**WHAT THE EXERCISE ASKS**
Copy each line that contains the word "structured".

[Extracts from a graphics dataset]
————
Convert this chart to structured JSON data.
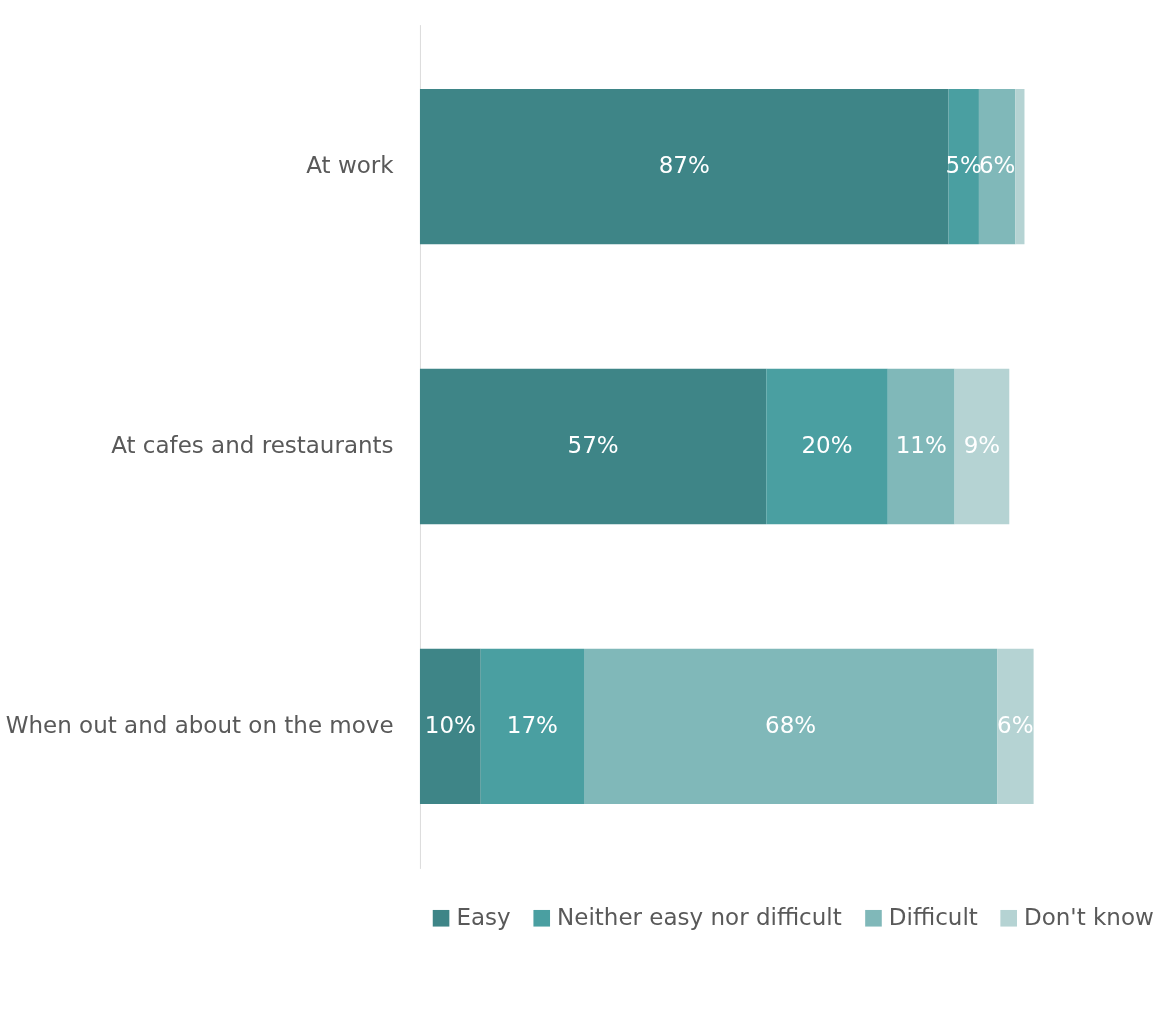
{
  "chart_data": {
    "type": "bar",
    "orientation": "horizontal",
    "stacked": true,
    "categories": [
      "At work",
      "At cafes and restaurants",
      "When out and about on the move"
    ],
    "series": [
      {
        "name": "Easy",
        "color": "#3e8587",
        "values": [
          87,
          57,
          10
        ],
        "value_labels": [
          "87%",
          "57%",
          "10%"
        ]
      },
      {
        "name": "Neither easy nor difficult",
        "color": "#4a9fa1",
        "values": [
          5,
          20,
          17
        ],
        "value_labels": [
          "5%",
          "20%",
          "17%"
        ]
      },
      {
        "name": "Difficult",
        "color": "#80b8b9",
        "values": [
          6,
          11,
          68
        ],
        "value_labels": [
          "6%",
          "11%",
          "68%"
        ]
      },
      {
        "name": "Don't know",
        "color": "#b5d3d3",
        "values": [
          1.5,
          9,
          6
        ],
        "value_labels": [
          null,
          "9%",
          "6%"
        ]
      }
    ],
    "legend": "bottom"
  }
}
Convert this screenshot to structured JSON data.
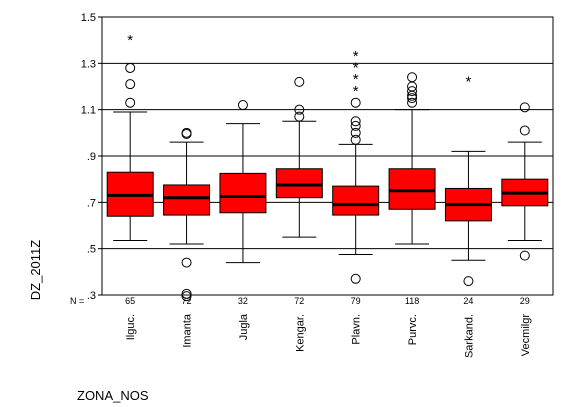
{
  "chart_data": {
    "type": "boxplot",
    "ylabel": "DZ_2011Z",
    "xlabel": "ZONA_NOS",
    "n_label": "N =",
    "ylim": [
      0.3,
      1.5
    ],
    "yticks": [
      1.5,
      1.3,
      1.1,
      0.9,
      0.7,
      0.5,
      0.3
    ],
    "ytick_labels": [
      "1.5",
      "1.3",
      "1.1",
      ".9",
      ".7",
      ".5",
      ".3"
    ],
    "grid": true,
    "box_color": "#ff0000",
    "median_color": "#000000",
    "categories": [
      "Ilguc.",
      "Imanta",
      "Jugla",
      "Kengar.",
      "Plavn.",
      "Purvc.",
      "Sarkand.",
      "Vecmilgr"
    ],
    "n": [
      "65",
      "72",
      "32",
      "72",
      "79",
      "118",
      "24",
      "29"
    ],
    "boxes": [
      {
        "whisker_low": 0.535,
        "q1": 0.64,
        "median": 0.73,
        "q3": 0.83,
        "whisker_high": 1.09,
        "outliers": [
          1.13,
          1.21,
          1.28
        ],
        "extremes": [
          1.41
        ]
      },
      {
        "whisker_low": 0.52,
        "q1": 0.645,
        "median": 0.72,
        "q3": 0.775,
        "whisker_high": 0.96,
        "outliers": [
          0.995,
          1.0,
          0.44,
          0.305,
          0.295
        ],
        "extremes": []
      },
      {
        "whisker_low": 0.44,
        "q1": 0.655,
        "median": 0.725,
        "q3": 0.825,
        "whisker_high": 1.04,
        "outliers": [
          1.12
        ],
        "extremes": []
      },
      {
        "whisker_low": 0.55,
        "q1": 0.72,
        "median": 0.775,
        "q3": 0.845,
        "whisker_high": 1.05,
        "outliers": [
          1.07,
          1.1,
          1.22
        ],
        "extremes": []
      },
      {
        "whisker_low": 0.475,
        "q1": 0.645,
        "median": 0.69,
        "q3": 0.77,
        "whisker_high": 0.95,
        "outliers": [
          0.97,
          1.0,
          1.03,
          1.05,
          1.13,
          0.37
        ],
        "extremes": [
          1.19,
          1.24,
          1.29,
          1.34
        ]
      },
      {
        "whisker_low": 0.52,
        "q1": 0.67,
        "median": 0.75,
        "q3": 0.845,
        "whisker_high": 1.1,
        "outliers": [
          1.13,
          1.15,
          1.16,
          1.18,
          1.2,
          1.24
        ],
        "extremes": []
      },
      {
        "whisker_low": 0.45,
        "q1": 0.62,
        "median": 0.69,
        "q3": 0.76,
        "whisker_high": 0.92,
        "outliers": [
          0.36
        ],
        "extremes": [
          1.23
        ]
      },
      {
        "whisker_low": 0.535,
        "q1": 0.685,
        "median": 0.74,
        "q3": 0.8,
        "whisker_high": 0.96,
        "outliers": [
          1.01,
          1.11,
          0.47
        ],
        "extremes": []
      }
    ]
  }
}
————
**EXERCISE SOLUTION**
Convert this chart to structured JSON data.
Convert this screenshot to structured JSON data.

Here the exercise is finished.